= Provided entries =
* * * * * * * * *

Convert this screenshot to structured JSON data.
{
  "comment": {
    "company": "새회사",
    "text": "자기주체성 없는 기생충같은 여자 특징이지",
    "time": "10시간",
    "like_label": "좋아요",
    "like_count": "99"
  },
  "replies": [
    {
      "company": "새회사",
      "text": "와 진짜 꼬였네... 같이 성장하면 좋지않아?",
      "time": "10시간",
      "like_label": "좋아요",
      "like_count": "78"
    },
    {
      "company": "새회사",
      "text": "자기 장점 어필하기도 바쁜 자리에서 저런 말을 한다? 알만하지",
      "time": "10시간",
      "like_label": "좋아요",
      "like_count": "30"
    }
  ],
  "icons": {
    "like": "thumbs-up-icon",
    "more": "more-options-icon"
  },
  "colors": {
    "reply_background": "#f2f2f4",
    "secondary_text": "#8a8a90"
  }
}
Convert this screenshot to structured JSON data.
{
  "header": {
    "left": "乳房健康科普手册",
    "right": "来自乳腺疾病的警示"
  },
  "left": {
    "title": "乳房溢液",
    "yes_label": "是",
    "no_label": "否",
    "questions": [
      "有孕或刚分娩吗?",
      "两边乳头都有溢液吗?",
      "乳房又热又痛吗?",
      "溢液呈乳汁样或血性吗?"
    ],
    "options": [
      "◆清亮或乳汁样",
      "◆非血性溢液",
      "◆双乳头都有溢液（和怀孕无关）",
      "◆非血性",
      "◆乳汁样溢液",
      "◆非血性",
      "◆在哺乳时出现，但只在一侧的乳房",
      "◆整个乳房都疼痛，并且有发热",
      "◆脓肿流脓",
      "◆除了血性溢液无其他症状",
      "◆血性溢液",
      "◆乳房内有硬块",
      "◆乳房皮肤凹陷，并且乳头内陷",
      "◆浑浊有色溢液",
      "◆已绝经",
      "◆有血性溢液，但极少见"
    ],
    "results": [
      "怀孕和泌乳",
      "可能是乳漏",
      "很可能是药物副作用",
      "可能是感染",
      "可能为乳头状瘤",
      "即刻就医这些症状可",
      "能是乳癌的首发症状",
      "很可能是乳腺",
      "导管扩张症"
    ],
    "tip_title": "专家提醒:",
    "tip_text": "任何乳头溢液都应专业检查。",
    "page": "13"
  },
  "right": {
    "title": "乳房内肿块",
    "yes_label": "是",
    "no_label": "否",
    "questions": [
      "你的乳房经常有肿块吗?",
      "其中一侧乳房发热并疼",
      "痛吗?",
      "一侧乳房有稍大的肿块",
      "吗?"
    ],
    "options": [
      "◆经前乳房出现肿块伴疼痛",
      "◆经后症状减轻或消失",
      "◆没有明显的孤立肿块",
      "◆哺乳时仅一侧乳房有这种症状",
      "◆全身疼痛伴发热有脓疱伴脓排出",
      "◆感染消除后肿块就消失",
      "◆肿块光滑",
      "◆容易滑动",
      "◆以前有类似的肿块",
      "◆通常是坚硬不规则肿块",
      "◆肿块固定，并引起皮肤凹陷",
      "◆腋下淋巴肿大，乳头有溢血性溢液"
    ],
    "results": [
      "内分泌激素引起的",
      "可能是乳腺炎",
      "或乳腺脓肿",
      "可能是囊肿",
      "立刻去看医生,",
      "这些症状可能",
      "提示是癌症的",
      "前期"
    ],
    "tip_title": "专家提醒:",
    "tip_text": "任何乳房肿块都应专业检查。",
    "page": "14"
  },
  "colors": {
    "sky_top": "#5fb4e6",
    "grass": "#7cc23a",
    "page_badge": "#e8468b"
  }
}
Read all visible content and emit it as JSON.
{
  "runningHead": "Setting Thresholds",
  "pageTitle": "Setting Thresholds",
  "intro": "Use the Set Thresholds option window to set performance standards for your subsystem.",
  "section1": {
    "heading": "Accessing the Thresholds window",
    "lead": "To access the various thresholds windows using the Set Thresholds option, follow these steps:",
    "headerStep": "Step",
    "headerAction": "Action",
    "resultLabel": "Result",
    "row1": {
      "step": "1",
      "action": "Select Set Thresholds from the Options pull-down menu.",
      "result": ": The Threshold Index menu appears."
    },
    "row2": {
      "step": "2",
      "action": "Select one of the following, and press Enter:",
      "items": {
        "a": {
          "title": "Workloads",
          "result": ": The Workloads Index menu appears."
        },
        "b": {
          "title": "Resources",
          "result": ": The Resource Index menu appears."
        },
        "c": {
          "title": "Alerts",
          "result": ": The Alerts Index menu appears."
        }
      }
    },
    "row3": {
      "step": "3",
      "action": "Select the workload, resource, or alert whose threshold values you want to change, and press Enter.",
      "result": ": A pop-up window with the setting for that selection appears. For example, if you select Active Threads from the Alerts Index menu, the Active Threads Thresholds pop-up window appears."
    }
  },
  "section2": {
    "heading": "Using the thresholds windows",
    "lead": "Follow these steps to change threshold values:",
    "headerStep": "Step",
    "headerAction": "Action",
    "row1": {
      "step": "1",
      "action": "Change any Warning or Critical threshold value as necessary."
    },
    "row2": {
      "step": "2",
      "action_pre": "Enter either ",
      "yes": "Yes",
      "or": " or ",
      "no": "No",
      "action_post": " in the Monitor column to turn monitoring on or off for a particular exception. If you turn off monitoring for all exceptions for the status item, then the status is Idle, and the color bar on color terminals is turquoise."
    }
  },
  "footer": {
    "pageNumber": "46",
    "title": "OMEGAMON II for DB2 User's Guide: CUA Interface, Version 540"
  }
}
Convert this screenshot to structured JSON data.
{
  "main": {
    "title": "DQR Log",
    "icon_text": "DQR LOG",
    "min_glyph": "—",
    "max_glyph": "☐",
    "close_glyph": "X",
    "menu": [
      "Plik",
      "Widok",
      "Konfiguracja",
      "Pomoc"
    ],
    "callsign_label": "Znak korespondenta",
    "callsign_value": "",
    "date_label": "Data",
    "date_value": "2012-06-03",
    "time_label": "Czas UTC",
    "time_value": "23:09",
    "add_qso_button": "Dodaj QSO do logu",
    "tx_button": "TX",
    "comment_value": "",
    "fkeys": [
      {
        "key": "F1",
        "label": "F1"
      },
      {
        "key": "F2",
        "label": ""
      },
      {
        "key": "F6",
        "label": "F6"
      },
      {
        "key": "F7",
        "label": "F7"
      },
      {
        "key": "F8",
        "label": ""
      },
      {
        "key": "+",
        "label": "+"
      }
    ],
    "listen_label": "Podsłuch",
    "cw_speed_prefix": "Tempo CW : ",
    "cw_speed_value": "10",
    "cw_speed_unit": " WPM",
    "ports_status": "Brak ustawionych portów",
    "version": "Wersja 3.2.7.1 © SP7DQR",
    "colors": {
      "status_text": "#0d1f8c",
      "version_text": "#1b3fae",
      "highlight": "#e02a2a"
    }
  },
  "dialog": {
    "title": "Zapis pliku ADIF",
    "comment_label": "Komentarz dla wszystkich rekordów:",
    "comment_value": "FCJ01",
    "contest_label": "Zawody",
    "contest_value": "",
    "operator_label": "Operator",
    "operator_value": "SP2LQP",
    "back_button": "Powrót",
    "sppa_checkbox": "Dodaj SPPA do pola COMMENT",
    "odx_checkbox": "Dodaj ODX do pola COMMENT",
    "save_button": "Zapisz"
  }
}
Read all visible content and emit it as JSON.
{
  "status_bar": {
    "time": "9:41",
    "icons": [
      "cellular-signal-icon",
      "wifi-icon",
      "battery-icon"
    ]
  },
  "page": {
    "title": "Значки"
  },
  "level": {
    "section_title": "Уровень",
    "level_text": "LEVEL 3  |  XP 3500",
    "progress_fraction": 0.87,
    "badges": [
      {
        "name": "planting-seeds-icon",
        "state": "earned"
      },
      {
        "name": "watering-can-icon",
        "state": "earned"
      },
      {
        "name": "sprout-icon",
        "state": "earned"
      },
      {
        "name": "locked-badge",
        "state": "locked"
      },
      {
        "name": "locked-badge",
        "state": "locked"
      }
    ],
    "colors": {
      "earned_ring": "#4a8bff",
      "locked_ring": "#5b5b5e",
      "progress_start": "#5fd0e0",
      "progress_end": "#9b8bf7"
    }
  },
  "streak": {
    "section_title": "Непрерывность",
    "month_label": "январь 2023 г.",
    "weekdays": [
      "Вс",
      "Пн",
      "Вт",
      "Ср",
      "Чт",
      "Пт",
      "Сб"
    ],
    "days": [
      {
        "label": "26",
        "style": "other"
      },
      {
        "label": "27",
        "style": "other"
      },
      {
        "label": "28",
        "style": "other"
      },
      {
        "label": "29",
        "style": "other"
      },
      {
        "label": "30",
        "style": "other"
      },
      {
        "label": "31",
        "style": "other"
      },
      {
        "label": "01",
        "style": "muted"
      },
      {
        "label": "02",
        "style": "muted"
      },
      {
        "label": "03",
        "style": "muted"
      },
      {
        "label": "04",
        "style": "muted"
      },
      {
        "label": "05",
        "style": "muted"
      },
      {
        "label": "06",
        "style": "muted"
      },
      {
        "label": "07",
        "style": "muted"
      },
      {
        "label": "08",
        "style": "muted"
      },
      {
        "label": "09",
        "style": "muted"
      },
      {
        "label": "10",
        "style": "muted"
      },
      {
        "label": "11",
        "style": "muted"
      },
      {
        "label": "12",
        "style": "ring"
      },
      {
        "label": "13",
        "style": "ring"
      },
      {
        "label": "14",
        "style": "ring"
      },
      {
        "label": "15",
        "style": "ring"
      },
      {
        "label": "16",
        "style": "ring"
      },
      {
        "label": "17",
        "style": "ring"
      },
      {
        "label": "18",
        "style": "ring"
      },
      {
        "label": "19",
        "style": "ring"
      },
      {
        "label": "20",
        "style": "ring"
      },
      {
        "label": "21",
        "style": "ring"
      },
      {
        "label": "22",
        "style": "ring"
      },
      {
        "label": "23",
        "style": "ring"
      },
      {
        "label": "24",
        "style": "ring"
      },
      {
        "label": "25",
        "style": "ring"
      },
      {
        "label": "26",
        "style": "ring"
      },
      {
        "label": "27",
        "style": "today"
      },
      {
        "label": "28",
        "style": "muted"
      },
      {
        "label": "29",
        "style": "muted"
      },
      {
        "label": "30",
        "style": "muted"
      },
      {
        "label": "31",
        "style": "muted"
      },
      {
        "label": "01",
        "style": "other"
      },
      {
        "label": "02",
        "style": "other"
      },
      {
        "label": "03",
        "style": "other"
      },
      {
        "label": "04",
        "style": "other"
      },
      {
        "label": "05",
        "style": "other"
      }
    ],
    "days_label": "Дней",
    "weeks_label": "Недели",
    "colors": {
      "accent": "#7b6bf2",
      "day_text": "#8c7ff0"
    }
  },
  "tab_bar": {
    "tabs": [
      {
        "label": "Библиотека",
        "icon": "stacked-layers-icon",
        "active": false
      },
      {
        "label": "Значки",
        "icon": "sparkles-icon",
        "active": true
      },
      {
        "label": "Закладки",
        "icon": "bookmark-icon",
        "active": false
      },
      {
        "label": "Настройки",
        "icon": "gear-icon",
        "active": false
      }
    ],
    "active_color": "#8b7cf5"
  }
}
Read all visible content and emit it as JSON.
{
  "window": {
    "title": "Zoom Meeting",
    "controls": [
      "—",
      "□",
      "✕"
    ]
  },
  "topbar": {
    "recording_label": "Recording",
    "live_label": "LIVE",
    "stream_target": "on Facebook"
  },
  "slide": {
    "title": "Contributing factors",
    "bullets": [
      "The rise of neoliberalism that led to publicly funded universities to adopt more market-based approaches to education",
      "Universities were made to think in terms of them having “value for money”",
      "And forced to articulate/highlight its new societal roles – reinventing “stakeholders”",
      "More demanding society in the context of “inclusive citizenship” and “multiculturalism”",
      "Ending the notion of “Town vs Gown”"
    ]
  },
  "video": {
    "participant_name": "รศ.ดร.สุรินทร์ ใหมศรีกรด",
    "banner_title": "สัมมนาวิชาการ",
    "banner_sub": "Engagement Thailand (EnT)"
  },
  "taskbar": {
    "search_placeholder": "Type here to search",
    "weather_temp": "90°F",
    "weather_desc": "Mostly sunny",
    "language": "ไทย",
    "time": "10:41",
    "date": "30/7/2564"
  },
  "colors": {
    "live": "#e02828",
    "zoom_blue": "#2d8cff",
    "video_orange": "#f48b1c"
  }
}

* * * * * * * * *

= Request =
From the listing above, pick out each line where the word "Dodaj" appears.

= Solution to this exercise =
    "add_qso_button": "Dodaj QSO do logu",
    "sppa_checkbox": "Dodaj SPPA do pola COMMENT",
    "odx_checkbox": "Dodaj ODX do pola COMMENT",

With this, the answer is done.